:: Reading text

These tools will no longer be maintained as of December 31, 2024. Archived website can be found here. PubMed4Hh GitHub repository can be found here. Contact NLM Customer Service if you have questions.


PUBMED FOR HANDHELDS

Search MEDLINE/PubMed


  • Title: Risk factors for pancreatitis in patients with anomalous union of pancreatobiliary duct.
    Author: Jeong JB, Whang JH, Ryu JK, Yoon YB, Kim YT.
    Journal: Hepatogastroenterology; 2004; 51(58):1187-90. PubMed ID: 15239275.
    Abstract:
    BACKGROUND/AIMS: The clinical features of pancreatitis in patients with an anomalous union of the pancreatobiliary duct (AUPBD) are unclear. This study analyzed the clinical features, pathogenic mechanisms, risk factors, and clinical courses after treatment in AUPBD patients. METHODOLOGY: The medical records and cholangiopancreatograms of 58 patients with AUPBD and a choledochal cyst diagnosed between 1982 and 2001 were retrospectively reviewed. RESULTS: Sixteen (27.6%) out of the 58 AUPBD patients experienced pancreatitis. The incidence of pancreatitis was significantly higher in those patients with a long (>21mm) and wide (>5mm) common channel, a wide diameter of the proximal pancreatic duct (>2.5mm), the presence of a filling defect in the common channel, and the presence of a pancreatic duct anomaly (p<0.05). A bile duct diversion from the pancreatic duct by a choledochal cyst excision prevented the recurrence of pancreatitis in most cases. A duodenopancreatectomy was required in some cases. CONCLUSIONS: The morphological characteristics of the common channel and pancreatic duct contribute to the development pancreatitis in AUPBD patients and bile reflux into the pancreatic duct might be the main mechanism of pancreatitis in these patients.

::::

§ **What the task requires**:
Please print the portion of the pancreatitis study page from "These tools will" up to and including "you have questions.", word for word.

:: Data to examine

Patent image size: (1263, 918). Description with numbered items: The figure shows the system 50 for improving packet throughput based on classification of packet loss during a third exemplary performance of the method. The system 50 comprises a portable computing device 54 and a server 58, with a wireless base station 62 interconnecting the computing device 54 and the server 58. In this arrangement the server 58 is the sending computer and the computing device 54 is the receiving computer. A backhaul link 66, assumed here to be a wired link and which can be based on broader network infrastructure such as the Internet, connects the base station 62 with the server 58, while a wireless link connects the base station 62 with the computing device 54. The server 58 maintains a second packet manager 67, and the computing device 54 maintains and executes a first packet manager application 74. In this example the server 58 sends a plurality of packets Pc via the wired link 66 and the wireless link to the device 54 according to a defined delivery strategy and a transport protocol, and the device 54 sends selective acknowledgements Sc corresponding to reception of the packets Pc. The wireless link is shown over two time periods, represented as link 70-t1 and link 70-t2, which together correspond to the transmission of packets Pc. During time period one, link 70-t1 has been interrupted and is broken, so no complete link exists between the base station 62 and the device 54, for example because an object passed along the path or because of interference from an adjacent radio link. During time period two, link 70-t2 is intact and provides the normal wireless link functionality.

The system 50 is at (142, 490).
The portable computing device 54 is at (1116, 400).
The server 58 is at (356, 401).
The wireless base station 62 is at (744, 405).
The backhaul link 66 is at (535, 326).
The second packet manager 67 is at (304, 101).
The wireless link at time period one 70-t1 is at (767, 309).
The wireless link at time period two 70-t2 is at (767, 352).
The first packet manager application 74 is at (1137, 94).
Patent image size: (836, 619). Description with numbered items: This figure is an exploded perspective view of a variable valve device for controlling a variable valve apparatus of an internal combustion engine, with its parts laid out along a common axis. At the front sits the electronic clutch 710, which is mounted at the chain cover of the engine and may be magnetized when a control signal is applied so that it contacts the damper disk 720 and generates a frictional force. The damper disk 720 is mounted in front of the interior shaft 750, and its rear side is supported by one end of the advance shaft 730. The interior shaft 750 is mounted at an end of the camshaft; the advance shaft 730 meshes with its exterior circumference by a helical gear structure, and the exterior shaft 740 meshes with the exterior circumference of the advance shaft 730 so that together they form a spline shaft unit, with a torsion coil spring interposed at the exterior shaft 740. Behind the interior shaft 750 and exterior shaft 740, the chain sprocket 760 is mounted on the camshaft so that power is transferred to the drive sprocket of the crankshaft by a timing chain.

::::

§ **Finished exercise**:
These tools will no longer be maintained as of December 31, 2024. Archived website can be found here. PubMed4Hh GitHub repository can be found here. Contact NLM Customer Service if you have questions.